Lines containing the string "name" are to be collected in full.

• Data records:
-- start --
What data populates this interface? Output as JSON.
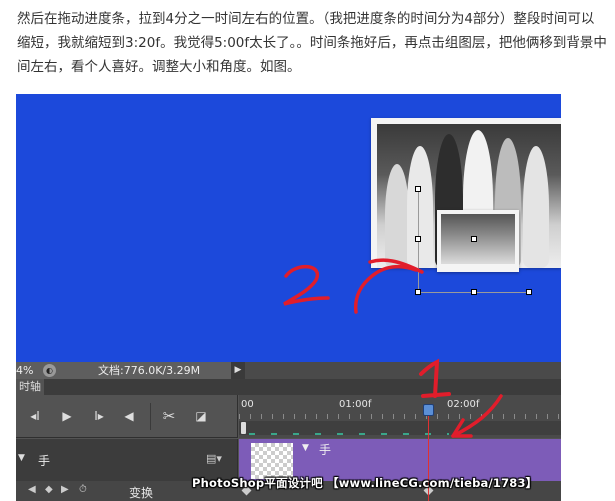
{
  "article": {
    "paragraph": "然后在拖动进度条，拉到4分之一时间左右的位置。（我把进度条的时间分为4部分）整段时间可以缩短，我就缩短到3:20f。我觉得5:00f太长了。。时间条拖好后，再点击组图层，把他俩移到背景中间左右，看个人喜好。调整大小和角度。如图。"
  },
  "statusbar": {
    "zoom": "4%",
    "zoom_icon": "zoom-icon",
    "doc_info": "文档:776.0K/3.29M",
    "arrow": "▶"
  },
  "panel": {
    "tab_label": "时轴"
  },
  "timeline": {
    "controls": {
      "first_frame": "◂I",
      "play": "▶",
      "next_frame": "I▸",
      "audio": "◀",
      "cut": "✂",
      "transition": "◪"
    },
    "ruler": {
      "labels": [
        "00",
        "01:00f",
        "02:00f"
      ]
    },
    "layer": {
      "name": "手",
      "expand": "▼",
      "film_icon": "film-icon"
    },
    "clip": {
      "name": "手",
      "expand": "▼"
    },
    "bottom": {
      "prev_kf": "◀",
      "add_kf": "◆",
      "next_kf": "▶",
      "stopwatch": "⏱",
      "property_label": "变换"
    }
  },
  "annotations": {
    "number_1": "1",
    "number_2": "2"
  },
  "watermark": "PhotoShop平面设计吧 【www.lineCG.com/tieba/1783】",
  "colors": {
    "canvas_blue": "#1c49db",
    "annotation_red": "#e11d2b",
    "clip_purple": "#7d5cb8",
    "panel_dark": "#535353"
  }
}
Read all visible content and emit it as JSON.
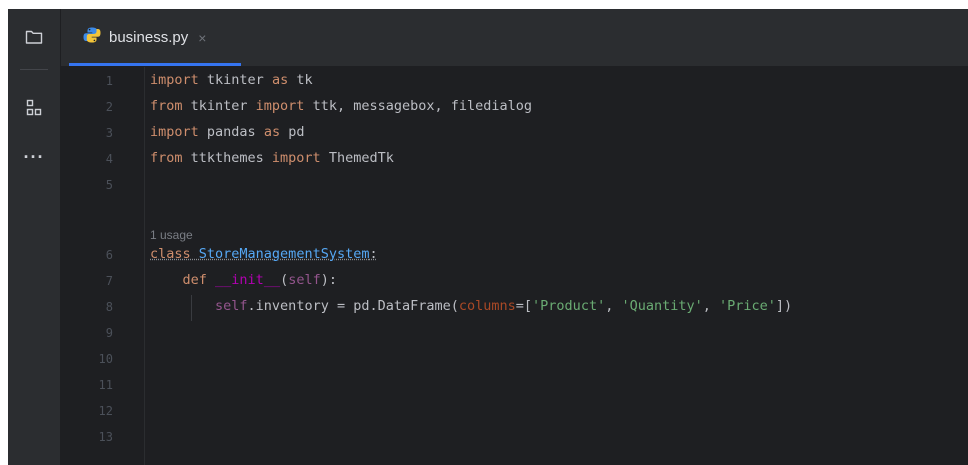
{
  "activity_bar": {
    "items": [
      {
        "name": "project",
        "icon": "folder-icon"
      },
      {
        "name": "structure",
        "icon": "structure-icon"
      },
      {
        "name": "more",
        "icon": "more-dots-icon",
        "label": "···"
      }
    ]
  },
  "tab": {
    "label": "business.py",
    "close": "×",
    "icon": "python-file-icon"
  },
  "editor": {
    "line_numbers": [
      "1",
      "2",
      "3",
      "4",
      "5",
      "6",
      "7",
      "8",
      "9",
      "10",
      "11",
      "12",
      "13"
    ],
    "inlay_hint": "1 usage",
    "code": {
      "l1": {
        "k1": "import",
        "t1": " tkinter ",
        "k2": "as",
        "t2": " tk"
      },
      "l2": {
        "k1": "from",
        "t1": " tkinter ",
        "k2": "import",
        "t2": " ttk, messagebox, filedialog"
      },
      "l3": {
        "k1": "import",
        "t1": " pandas ",
        "k2": "as",
        "t2": " pd"
      },
      "l4": {
        "k1": "from",
        "t1": " ttkthemes ",
        "k2": "import",
        "t2": " ThemedTk"
      },
      "l6": {
        "k1": "class",
        "t1": " ",
        "name": "StoreManagementSystem",
        "t2": ":"
      },
      "l7": {
        "k1": "def",
        "t1": " ",
        "name": "__init__",
        "p1": "(",
        "self": "self",
        "p2": "):"
      },
      "l8": {
        "self": "self",
        "t1": ".inventory = pd.DataFrame(",
        "param": "columns",
        "t2": "=[",
        "s1": "'Product'",
        "c1": ", ",
        "s2": "'Quantity'",
        "c2": ", ",
        "s3": "'Price'",
        "t3": "])"
      }
    }
  },
  "colors": {
    "background": "#1e1f22",
    "keyword": "#cf8e6d",
    "function": "#56a8f5",
    "string": "#6aab73",
    "self": "#94558d",
    "accent": "#3574f0"
  }
}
-- end --
• Exercise answer:
      "name": "手",
      "name": "手",
        "name": "project",
        "name": "structure",
        "name": "more",
        "name": "StoreManagementSystem",
        "name": "__init__",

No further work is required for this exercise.